Start EXERCISE MATERIALS
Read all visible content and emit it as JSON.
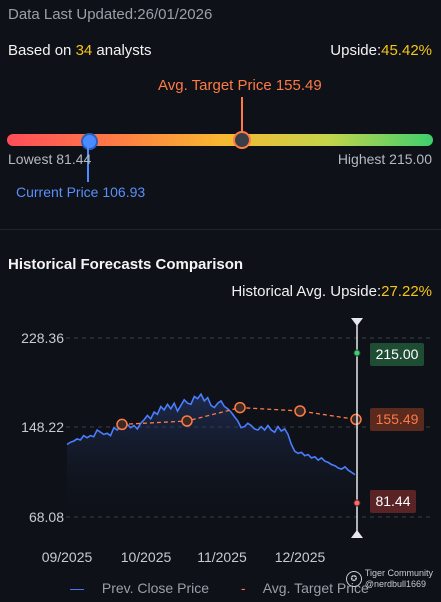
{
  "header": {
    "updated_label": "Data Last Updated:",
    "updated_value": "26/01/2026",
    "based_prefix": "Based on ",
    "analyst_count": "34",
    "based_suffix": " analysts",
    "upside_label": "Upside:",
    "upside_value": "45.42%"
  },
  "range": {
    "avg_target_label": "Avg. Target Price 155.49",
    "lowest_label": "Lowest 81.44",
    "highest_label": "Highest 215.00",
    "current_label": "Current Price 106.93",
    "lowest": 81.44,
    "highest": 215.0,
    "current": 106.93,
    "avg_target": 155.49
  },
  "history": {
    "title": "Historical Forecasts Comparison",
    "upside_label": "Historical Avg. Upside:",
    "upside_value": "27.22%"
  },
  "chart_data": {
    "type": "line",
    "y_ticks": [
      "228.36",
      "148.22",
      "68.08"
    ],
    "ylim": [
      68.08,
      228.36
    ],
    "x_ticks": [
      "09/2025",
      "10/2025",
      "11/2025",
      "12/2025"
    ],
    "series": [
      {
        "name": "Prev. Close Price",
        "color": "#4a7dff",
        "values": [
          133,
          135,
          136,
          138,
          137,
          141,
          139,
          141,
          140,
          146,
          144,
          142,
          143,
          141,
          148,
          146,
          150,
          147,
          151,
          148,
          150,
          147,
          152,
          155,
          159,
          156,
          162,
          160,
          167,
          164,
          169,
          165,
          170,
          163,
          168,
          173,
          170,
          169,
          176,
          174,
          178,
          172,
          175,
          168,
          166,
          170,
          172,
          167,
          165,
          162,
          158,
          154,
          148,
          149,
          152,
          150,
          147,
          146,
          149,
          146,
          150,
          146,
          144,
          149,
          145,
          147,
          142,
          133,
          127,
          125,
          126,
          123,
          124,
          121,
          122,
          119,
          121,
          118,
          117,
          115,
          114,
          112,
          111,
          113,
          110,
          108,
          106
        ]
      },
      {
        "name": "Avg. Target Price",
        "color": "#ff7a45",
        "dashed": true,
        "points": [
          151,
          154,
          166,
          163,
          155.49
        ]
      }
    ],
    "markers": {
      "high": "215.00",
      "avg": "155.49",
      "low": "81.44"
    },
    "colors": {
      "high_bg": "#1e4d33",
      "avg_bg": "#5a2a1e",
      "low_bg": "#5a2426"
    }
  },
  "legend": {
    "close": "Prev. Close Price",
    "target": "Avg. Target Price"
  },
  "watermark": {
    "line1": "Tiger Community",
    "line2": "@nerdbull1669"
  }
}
End EXERCISE MATERIALS
(TASK REQUIREMENTS): Leaving aside the images, write out the entries above word for word.

(EXPECTED ANSWER):
Read all visible content and emit it as JSON.
{
  "header": {
    "updated_label": "Data Last Updated:",
    "updated_value": "26/01/2026",
    "based_prefix": "Based on ",
    "analyst_count": "34",
    "based_suffix": " analysts",
    "upside_label": "Upside:",
    "upside_value": "45.42%"
  },
  "range": {
    "avg_target_label": "Avg. Target Price 155.49",
    "lowest_label": "Lowest 81.44",
    "highest_label": "Highest 215.00",
    "current_label": "Current Price 106.93",
    "lowest": 81.44,
    "highest": 215.0,
    "current": 106.93,
    "avg_target": 155.49
  },
  "history": {
    "title": "Historical Forecasts Comparison",
    "upside_label": "Historical Avg. Upside:",
    "upside_value": "27.22%"
  },
  "chart_data": {
    "type": "line",
    "y_ticks": [
      "228.36",
      "148.22",
      "68.08"
    ],
    "ylim": [
      68.08,
      228.36
    ],
    "x_ticks": [
      "09/2025",
      "10/2025",
      "11/2025",
      "12/2025"
    ],
    "series": [
      {
        "name": "Prev. Close Price",
        "color": "#4a7dff",
        "values": [
          133,
          135,
          136,
          138,
          137,
          141,
          139,
          141,
          140,
          146,
          144,
          142,
          143,
          141,
          148,
          146,
          150,
          147,
          151,
          148,
          150,
          147,
          152,
          155,
          159,
          156,
          162,
          160,
          167,
          164,
          169,
          165,
          170,
          163,
          168,
          173,
          170,
          169,
          176,
          174,
          178,
          172,
          175,
          168,
          166,
          170,
          172,
          167,
          165,
          162,
          158,
          154,
          148,
          149,
          152,
          150,
          147,
          146,
          149,
          146,
          150,
          146,
          144,
          149,
          145,
          147,
          142,
          133,
          127,
          125,
          126,
          123,
          124,
          121,
          122,
          119,
          121,
          118,
          117,
          115,
          114,
          112,
          111,
          113,
          110,
          108,
          106
        ]
      },
      {
        "name": "Avg. Target Price",
        "color": "#ff7a45",
        "dashed": true,
        "points": [
          151,
          154,
          166,
          163,
          155.49
        ]
      }
    ],
    "markers": {
      "high": "215.00",
      "avg": "155.49",
      "low": "81.44"
    },
    "colors": {
      "high_bg": "#1e4d33",
      "avg_bg": "#5a2a1e",
      "low_bg": "#5a2426"
    }
  },
  "legend": {
    "close": "Prev. Close Price",
    "target": "Avg. Target Price"
  },
  "watermark": {
    "line1": "Tiger Community",
    "line2": "@nerdbull1669"
  }
}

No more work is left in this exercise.